> [WHAT THIS TASK INVOLVES] Extract each line containing the string "wykonana".

====

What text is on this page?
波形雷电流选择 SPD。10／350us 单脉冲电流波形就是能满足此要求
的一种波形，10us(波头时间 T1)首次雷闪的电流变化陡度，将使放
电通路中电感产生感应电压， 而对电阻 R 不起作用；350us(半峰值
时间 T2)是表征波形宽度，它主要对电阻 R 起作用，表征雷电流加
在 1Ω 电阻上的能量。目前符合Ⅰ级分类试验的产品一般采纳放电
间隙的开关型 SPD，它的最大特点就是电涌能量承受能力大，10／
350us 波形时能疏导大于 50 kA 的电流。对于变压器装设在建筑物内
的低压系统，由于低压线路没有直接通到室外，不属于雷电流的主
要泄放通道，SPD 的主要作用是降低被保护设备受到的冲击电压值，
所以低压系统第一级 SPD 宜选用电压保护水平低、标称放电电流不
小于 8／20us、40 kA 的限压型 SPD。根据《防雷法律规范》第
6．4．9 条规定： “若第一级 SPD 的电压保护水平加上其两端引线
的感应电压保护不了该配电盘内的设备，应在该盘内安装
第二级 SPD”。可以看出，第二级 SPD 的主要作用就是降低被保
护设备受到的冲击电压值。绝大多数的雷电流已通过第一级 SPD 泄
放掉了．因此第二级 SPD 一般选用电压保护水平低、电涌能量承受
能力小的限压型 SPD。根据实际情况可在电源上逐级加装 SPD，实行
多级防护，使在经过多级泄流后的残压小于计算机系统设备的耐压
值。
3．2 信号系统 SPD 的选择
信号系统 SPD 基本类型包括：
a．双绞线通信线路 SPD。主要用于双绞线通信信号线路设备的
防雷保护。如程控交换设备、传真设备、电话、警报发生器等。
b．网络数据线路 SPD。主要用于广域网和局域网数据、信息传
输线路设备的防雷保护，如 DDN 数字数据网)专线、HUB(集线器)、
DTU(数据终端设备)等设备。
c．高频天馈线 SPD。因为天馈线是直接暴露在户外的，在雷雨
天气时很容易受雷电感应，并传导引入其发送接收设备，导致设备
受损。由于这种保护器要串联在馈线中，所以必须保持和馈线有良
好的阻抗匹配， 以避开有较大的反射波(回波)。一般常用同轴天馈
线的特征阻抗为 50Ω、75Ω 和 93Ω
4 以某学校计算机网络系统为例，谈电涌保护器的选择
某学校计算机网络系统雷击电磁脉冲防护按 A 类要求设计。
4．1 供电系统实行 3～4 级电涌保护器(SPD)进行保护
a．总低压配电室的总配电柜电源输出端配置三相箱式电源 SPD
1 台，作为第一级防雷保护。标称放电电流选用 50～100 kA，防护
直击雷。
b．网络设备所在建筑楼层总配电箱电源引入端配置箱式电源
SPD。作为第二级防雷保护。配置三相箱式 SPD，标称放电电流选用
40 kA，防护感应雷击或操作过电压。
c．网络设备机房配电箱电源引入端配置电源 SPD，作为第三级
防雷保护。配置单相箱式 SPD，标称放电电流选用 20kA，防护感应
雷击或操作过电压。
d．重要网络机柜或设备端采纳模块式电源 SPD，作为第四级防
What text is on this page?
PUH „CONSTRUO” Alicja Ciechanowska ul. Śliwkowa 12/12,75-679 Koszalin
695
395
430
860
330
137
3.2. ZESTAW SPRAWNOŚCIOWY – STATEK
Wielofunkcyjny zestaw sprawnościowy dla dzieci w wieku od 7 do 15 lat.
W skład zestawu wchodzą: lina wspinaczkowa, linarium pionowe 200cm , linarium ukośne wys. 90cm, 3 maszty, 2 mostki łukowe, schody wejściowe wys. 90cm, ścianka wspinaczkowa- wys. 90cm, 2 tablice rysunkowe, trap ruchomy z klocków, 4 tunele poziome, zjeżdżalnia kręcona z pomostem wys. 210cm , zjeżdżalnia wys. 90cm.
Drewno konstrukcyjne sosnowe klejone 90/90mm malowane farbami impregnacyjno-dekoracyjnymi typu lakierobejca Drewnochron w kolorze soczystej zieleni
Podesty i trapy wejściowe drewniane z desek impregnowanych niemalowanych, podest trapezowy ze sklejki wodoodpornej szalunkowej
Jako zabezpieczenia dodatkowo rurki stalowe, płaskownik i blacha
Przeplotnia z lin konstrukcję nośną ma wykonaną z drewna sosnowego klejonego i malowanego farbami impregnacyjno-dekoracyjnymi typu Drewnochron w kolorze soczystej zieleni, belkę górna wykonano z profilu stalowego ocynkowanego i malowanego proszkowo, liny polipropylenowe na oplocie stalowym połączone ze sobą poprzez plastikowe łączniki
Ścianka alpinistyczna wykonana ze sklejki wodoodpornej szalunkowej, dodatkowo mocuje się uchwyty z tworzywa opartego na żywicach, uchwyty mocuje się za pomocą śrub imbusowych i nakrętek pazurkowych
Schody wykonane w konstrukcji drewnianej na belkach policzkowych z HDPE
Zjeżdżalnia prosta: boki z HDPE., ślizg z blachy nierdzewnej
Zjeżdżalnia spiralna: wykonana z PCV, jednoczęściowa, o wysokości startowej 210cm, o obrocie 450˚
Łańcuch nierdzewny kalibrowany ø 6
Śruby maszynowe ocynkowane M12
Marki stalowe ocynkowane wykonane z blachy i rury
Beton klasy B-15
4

====

> [FINISHED ANSWER]
Ścianka alpinistyczna wykonana ze sklejki wodoodpornej szalunkowej, dodatkowo mocuje się uchwyty z tworzywa opartego na żywicach, uchwyty mocuje się za pomocą śrub imbusowych i nakrętek pazurkowych
Zjeżdżalnia spiralna: wykonana z PCV, jednoczęściowa, o wysokości startowej 210cm, o obrocie 450˚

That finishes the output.